**SUPPLIED ENTRIES**

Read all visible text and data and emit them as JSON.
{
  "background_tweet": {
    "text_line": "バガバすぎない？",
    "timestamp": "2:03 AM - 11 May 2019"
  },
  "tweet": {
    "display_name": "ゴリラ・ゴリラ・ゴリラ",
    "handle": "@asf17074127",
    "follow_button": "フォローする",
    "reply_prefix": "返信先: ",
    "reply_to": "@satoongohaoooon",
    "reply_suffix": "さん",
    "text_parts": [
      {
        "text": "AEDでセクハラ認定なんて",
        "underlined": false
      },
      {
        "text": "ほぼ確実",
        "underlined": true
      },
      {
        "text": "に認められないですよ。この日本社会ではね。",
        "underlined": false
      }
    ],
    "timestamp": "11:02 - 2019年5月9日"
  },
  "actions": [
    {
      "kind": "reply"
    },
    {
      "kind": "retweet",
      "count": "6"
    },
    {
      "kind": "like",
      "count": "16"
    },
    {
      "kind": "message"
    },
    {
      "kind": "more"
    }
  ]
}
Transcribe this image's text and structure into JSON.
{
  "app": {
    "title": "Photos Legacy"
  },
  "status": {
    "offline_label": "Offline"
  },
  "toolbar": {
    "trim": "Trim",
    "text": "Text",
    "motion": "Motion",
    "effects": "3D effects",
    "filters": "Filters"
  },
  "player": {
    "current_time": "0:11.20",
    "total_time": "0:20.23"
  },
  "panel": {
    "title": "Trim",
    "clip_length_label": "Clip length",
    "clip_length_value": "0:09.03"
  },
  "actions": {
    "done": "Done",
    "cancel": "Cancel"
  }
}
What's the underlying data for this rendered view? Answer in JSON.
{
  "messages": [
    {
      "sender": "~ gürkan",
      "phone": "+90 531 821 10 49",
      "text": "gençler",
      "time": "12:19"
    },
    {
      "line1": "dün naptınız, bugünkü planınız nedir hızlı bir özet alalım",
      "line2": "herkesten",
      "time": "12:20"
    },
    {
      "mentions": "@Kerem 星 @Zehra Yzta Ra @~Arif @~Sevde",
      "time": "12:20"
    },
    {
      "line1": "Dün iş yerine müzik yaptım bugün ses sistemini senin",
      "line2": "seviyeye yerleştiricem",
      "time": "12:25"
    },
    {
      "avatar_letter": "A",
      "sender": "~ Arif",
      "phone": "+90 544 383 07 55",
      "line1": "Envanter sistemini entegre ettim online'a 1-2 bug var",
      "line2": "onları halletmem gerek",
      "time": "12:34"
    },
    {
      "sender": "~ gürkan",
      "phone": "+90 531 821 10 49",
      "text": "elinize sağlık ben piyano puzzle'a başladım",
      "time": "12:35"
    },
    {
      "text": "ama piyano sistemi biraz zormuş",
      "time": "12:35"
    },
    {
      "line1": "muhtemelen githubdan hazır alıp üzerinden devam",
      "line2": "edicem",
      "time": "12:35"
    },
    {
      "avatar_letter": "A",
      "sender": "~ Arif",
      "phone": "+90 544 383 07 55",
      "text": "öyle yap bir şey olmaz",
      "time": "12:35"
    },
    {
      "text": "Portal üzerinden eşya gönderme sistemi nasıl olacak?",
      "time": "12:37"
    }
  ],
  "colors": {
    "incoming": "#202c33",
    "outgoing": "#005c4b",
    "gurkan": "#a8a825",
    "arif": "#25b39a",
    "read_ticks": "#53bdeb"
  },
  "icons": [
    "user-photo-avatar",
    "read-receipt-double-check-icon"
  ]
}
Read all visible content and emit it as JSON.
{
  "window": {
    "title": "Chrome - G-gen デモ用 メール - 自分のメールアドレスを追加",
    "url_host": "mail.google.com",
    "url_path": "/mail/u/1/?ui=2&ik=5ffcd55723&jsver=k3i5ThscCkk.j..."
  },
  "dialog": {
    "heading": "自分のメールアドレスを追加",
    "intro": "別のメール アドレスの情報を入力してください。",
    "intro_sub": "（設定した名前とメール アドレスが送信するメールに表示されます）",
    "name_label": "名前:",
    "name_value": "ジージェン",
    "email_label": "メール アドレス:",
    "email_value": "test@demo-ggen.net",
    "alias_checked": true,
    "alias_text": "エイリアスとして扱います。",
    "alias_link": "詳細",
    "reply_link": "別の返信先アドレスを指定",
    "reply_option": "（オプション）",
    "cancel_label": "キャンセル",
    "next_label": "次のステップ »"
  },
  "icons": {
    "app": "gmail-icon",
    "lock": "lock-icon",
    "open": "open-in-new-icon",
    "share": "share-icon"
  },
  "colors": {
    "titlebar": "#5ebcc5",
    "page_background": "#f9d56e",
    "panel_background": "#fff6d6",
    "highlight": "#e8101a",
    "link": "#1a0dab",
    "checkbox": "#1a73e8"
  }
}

**SET PROBLEM**
Repeat back the data above, exact to the last character.

**TASK RESPONSE**
Read all visible text and data and emit them as JSON.
{
  "background_tweet": {
    "text_line": "バガバすぎない？",
    "timestamp": "2:03 AM - 11 May 2019"
  },
  "tweet": {
    "display_name": "ゴリラ・ゴリラ・ゴリラ",
    "handle": "@asf17074127",
    "follow_button": "フォローする",
    "reply_prefix": "返信先: ",
    "reply_to": "@satoongohaoooon",
    "reply_suffix": "さん",
    "text_parts": [
      {
        "text": "AEDでセクハラ認定なんて",
        "underlined": false
      },
      {
        "text": "ほぼ確実",
        "underlined": true
      },
      {
        "text": "に認められないですよ。この日本社会ではね。",
        "underlined": false
      }
    ],
    "timestamp": "11:02 - 2019年5月9日"
  },
  "actions": [
    {
      "kind": "reply"
    },
    {
      "kind": "retweet",
      "count": "6"
    },
    {
      "kind": "like",
      "count": "16"
    },
    {
      "kind": "message"
    },
    {
      "kind": "more"
    }
  ]
}
Transcribe this image's text and structure into JSON.
{
  "app": {
    "title": "Photos Legacy"
  },
  "status": {
    "offline_label": "Offline"
  },
  "toolbar": {
    "trim": "Trim",
    "text": "Text",
    "motion": "Motion",
    "effects": "3D effects",
    "filters": "Filters"
  },
  "player": {
    "current_time": "0:11.20",
    "total_time": "0:20.23"
  },
  "panel": {
    "title": "Trim",
    "clip_length_label": "Clip length",
    "clip_length_value": "0:09.03"
  },
  "actions": {
    "done": "Done",
    "cancel": "Cancel"
  }
}
What's the underlying data for this rendered view? Answer in JSON.
{
  "messages": [
    {
      "sender": "~ gürkan",
      "phone": "+90 531 821 10 49",
      "text": "gençler",
      "time": "12:19"
    },
    {
      "line1": "dün naptınız, bugünkü planınız nedir hızlı bir özet alalım",
      "line2": "herkesten",
      "time": "12:20"
    },
    {
      "mentions": "@Kerem 星 @Zehra Yzta Ra @~Arif @~Sevde",
      "time": "12:20"
    },
    {
      "line1": "Dün iş yerine müzik yaptım bugün ses sistemini senin",
      "line2": "seviyeye yerleştiricem",
      "time": "12:25"
    },
    {
      "avatar_letter": "A",
      "sender": "~ Arif",
      "phone": "+90 544 383 07 55",
      "line1": "Envanter sistemini entegre ettim online'a 1-2 bug var",
      "line2": "onları halletmem gerek",
      "time": "12:34"
    },
    {
      "sender": "~ gürkan",
      "phone": "+90 531 821 10 49",
      "text": "elinize sağlık ben piyano puzzle'a başladım",
      "time": "12:35"
    },
    {
      "text": "ama piyano sistemi biraz zormuş",
      "time": "12:35"
    },
    {
      "line1": "muhtemelen githubdan hazır alıp üzerinden devam",
      "line2": "edicem",
      "time": "12:35"
    },
    {
      "avatar_letter": "A",
      "sender": "~ Arif",
      "phone": "+90 544 383 07 55",
      "text": "öyle yap bir şey olmaz",
      "time": "12:35"
    },
    {
      "text": "Portal üzerinden eşya gönderme sistemi nasıl olacak?",
      "time": "12:37"
    }
  ],
  "colors": {
    "incoming": "#202c33",
    "outgoing": "#005c4b",
    "gurkan": "#a8a825",
    "arif": "#25b39a",
    "read_ticks": "#53bdeb"
  },
  "icons": [
    "user-photo-avatar",
    "read-receipt-double-check-icon"
  ]
}
Read all visible content and emit it as JSON.
{
  "window": {
    "title": "Chrome - G-gen デモ用 メール - 自分のメールアドレスを追加",
    "url_host": "mail.google.com",
    "url_path": "/mail/u/1/?ui=2&ik=5ffcd55723&jsver=k3i5ThscCkk.j..."
  },
  "dialog": {
    "heading": "自分のメールアドレスを追加",
    "intro": "別のメール アドレスの情報を入力してください。",
    "intro_sub": "（設定した名前とメール アドレスが送信するメールに表示されます）",
    "name_label": "名前:",
    "name_value": "ジージェン",
    "email_label": "メール アドレス:",
    "email_value": "test@demo-ggen.net",
    "alias_checked": true,
    "alias_text": "エイリアスとして扱います。",
    "alias_link": "詳細",
    "reply_link": "別の返信先アドレスを指定",
    "reply_option": "（オプション）",
    "cancel_label": "キャンセル",
    "next_label": "次のステップ »"
  },
  "icons": {
    "app": "gmail-icon",
    "lock": "lock-icon",
    "open": "open-in-new-icon",
    "share": "share-icon"
  },
  "colors": {
    "titlebar": "#5ebcc5",
    "page_background": "#f9d56e",
    "panel_background": "#fff6d6",
    "highlight": "#e8101a",
    "link": "#1a0dab",
    "checkbox": "#1a73e8"
  }
}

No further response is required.